• _Task details_: Extract each line from the entries below that has the string "grid" in it.

---*---

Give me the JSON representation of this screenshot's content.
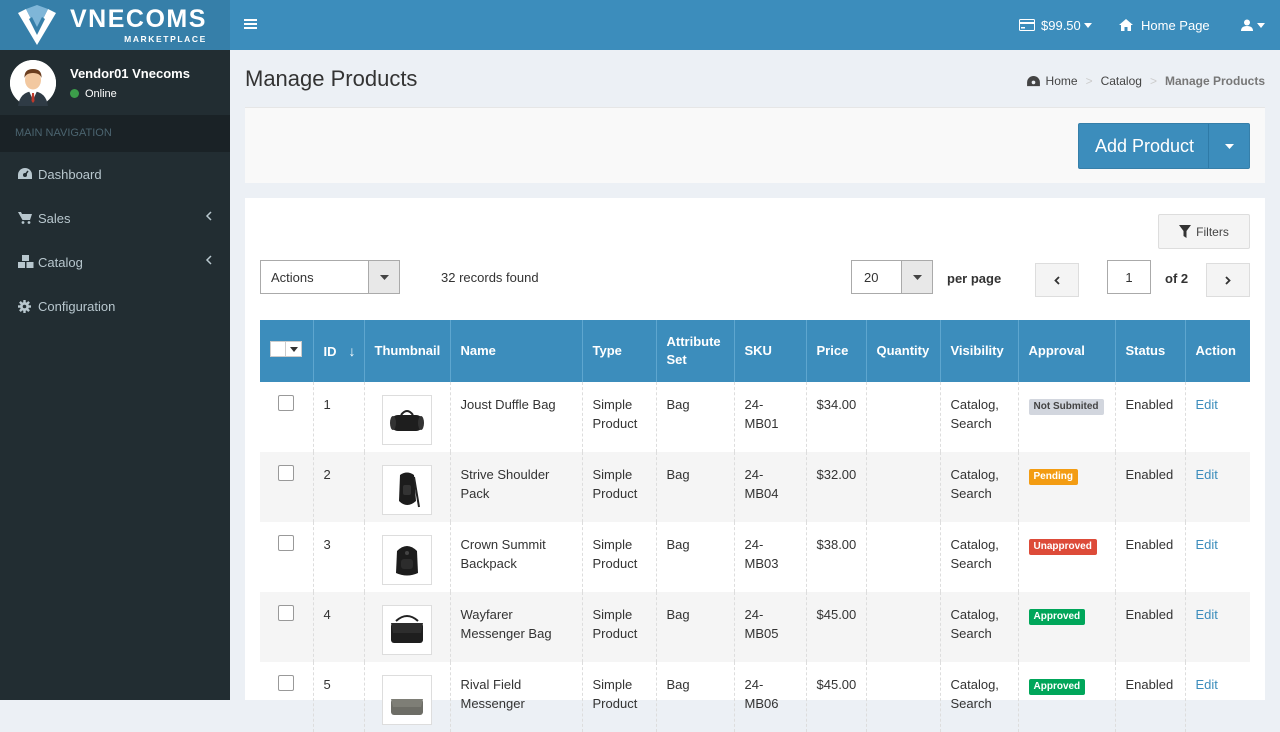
{
  "brand": {
    "title": "VNECOMS",
    "subtitle": "MARKETPLACE"
  },
  "user": {
    "name": "Vendor01 Vnecoms",
    "status": "Online"
  },
  "sidebar": {
    "header": "MAIN NAVIGATION",
    "items": [
      {
        "label": "Dashboard",
        "icon": "dashboard-icon"
      },
      {
        "label": "Sales",
        "icon": "cart-icon"
      },
      {
        "label": "Catalog",
        "icon": "cubes-icon"
      },
      {
        "label": "Configuration",
        "icon": "gear-icon"
      }
    ]
  },
  "topbar": {
    "balance": "$99.50",
    "home_page": "Home Page"
  },
  "page": {
    "title": "Manage Products"
  },
  "breadcrumb": [
    "Home",
    "Catalog",
    "Manage Products"
  ],
  "toolbar": {
    "add_product": "Add Product",
    "filters": "Filters"
  },
  "grid": {
    "actions_label": "Actions",
    "records_found": "32 records found",
    "per_page_value": "20",
    "per_page_label": "per page",
    "current_page": "1",
    "of_pages": "of 2",
    "columns": [
      "ID",
      "Thumbnail",
      "Name",
      "Type",
      "Attribute Set",
      "SKU",
      "Price",
      "Quantity",
      "Visibility",
      "Approval",
      "Status",
      "Action"
    ],
    "rows": [
      {
        "id": "1",
        "name": "Joust Duffle Bag",
        "type": "Simple Product",
        "attribute_set": "Bag",
        "sku": "24-MB01",
        "price": "$34.00",
        "quantity": "",
        "visibility": "Catalog, Search",
        "approval": "Not Submited",
        "approval_color": "#d2d6de",
        "approval_text_color": "#444444",
        "status": "Enabled",
        "action": "Edit",
        "thumb": "duffle"
      },
      {
        "id": "2",
        "name": "Strive Shoulder Pack",
        "type": "Simple Product",
        "attribute_set": "Bag",
        "sku": "24-MB04",
        "price": "$32.00",
        "quantity": "",
        "visibility": "Catalog, Search",
        "approval": "Pending",
        "approval_color": "#f39c12",
        "approval_text_color": "#ffffff",
        "status": "Enabled",
        "action": "Edit",
        "thumb": "shoulder"
      },
      {
        "id": "3",
        "name": "Crown Summit Backpack",
        "type": "Simple Product",
        "attribute_set": "Bag",
        "sku": "24-MB03",
        "price": "$38.00",
        "quantity": "",
        "visibility": "Catalog, Search",
        "approval": "Unapproved",
        "approval_color": "#dd4b39",
        "approval_text_color": "#ffffff",
        "status": "Enabled",
        "action": "Edit",
        "thumb": "backpack"
      },
      {
        "id": "4",
        "name": "Wayfarer Messenger Bag",
        "type": "Simple Product",
        "attribute_set": "Bag",
        "sku": "24-MB05",
        "price": "$45.00",
        "quantity": "",
        "visibility": "Catalog, Search",
        "approval": "Approved",
        "approval_color": "#00a65a",
        "approval_text_color": "#ffffff",
        "status": "Enabled",
        "action": "Edit",
        "thumb": "messenger"
      },
      {
        "id": "5",
        "name": "Rival Field Messenger",
        "type": "Simple Product",
        "attribute_set": "Bag",
        "sku": "24-MB06",
        "price": "$45.00",
        "quantity": "",
        "visibility": "Catalog, Search",
        "approval": "Approved",
        "approval_color": "#00a65a",
        "approval_text_color": "#ffffff",
        "status": "Enabled",
        "action": "Edit",
        "thumb": "field"
      }
    ]
  }
}
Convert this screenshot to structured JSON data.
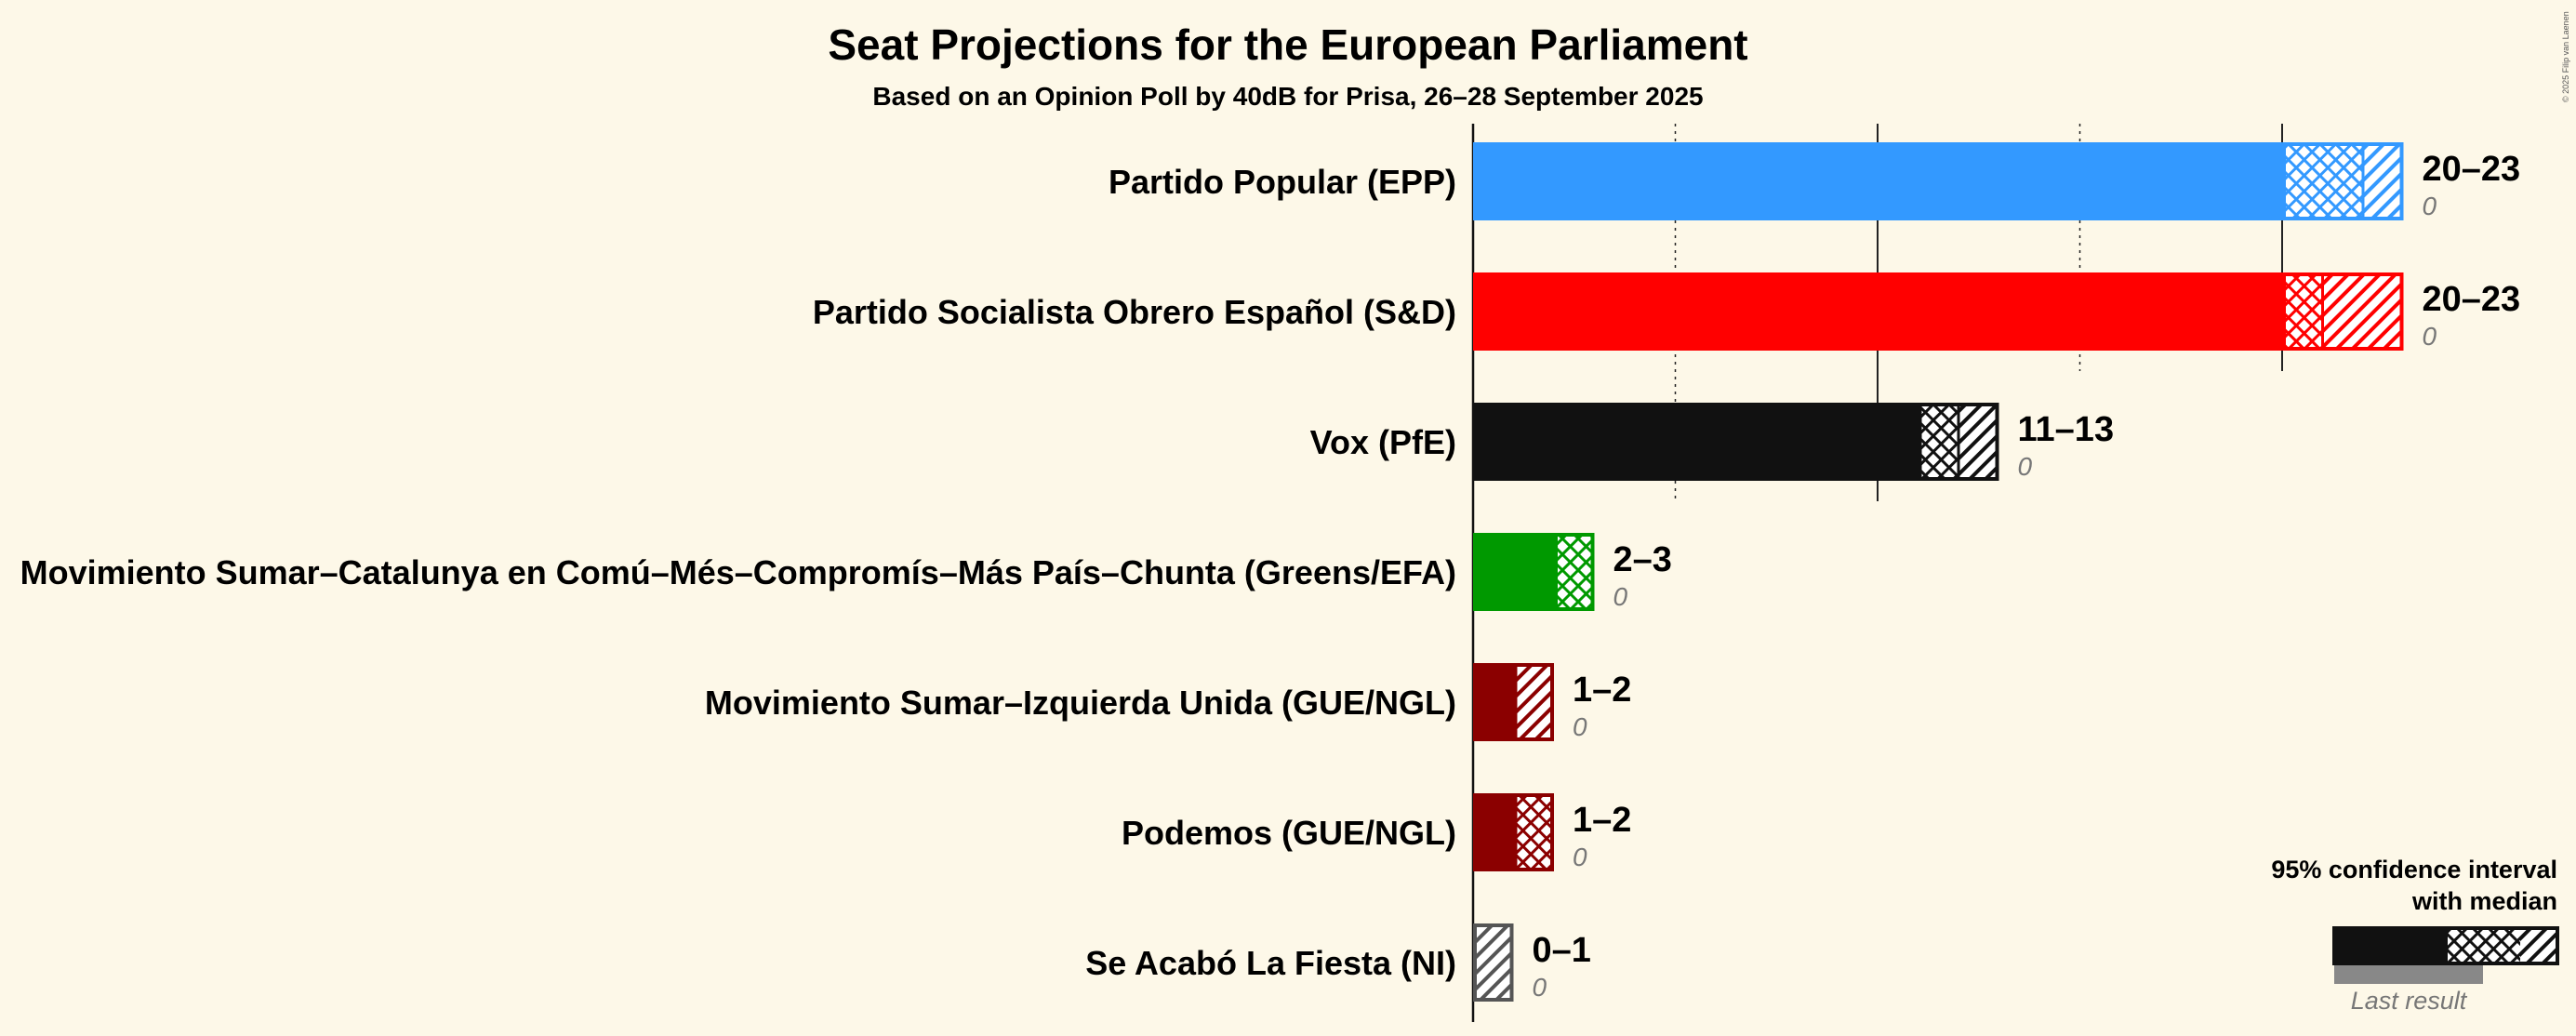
{
  "chart_data": {
    "type": "bar",
    "orientation": "horizontal",
    "title": "Seat Projections for the European Parliament",
    "subtitle": "Based on an Opinion Poll by 40dB for Prisa, 26–28 September 2025",
    "credit": "© 2025 Filip van Laenen",
    "xlim": [
      0,
      23
    ],
    "grid": "solid lines at every 10 seats, dotted lines at every 5 seats",
    "series": [
      {
        "name": "Partido Popular (EPP)",
        "low": 20,
        "median": 22,
        "high": 23,
        "range_label": "20–23",
        "last_result": 0,
        "last_label": "0",
        "color": "#3399ff"
      },
      {
        "name": "Partido Socialista Obrero Español (S&D)",
        "low": 20,
        "median": 21,
        "high": 23,
        "range_label": "20–23",
        "last_result": 0,
        "last_label": "0",
        "color": "#ff0000"
      },
      {
        "name": "Vox (PfE)",
        "low": 11,
        "median": 12,
        "high": 13,
        "range_label": "11–13",
        "last_result": 0,
        "last_label": "0",
        "color": "#111111"
      },
      {
        "name": "Movimiento Sumar–Catalunya en Comú–Més–Compromís–Más País–Chunta (Greens/EFA)",
        "low": 2,
        "median": 3,
        "high": 3,
        "range_label": "2–3",
        "last_result": 0,
        "last_label": "0",
        "color": "#009900"
      },
      {
        "name": "Movimiento Sumar–Izquierda Unida (GUE/NGL)",
        "low": 1,
        "median": 1,
        "high": 2,
        "range_label": "1–2",
        "last_result": 0,
        "last_label": "0",
        "color": "#8b0000"
      },
      {
        "name": "Podemos (GUE/NGL)",
        "low": 1,
        "median": 2,
        "high": 2,
        "range_label": "1–2",
        "last_result": 0,
        "last_label": "0",
        "color": "#8b0000"
      },
      {
        "name": "Se Acabó La Fiesta (NI)",
        "low": 0,
        "median": 0,
        "high": 1,
        "range_label": "0–1",
        "last_result": 0,
        "last_label": "0",
        "color": "#555555"
      }
    ],
    "legend": {
      "position": "bottom-right",
      "line1": "95% confidence interval",
      "line2": "with median",
      "last_result": "Last result"
    }
  }
}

---*---

• _Result for this exercise_:
  "grid": {
    "grid": "solid lines at every 10 seats, dotted lines at every 5 seats",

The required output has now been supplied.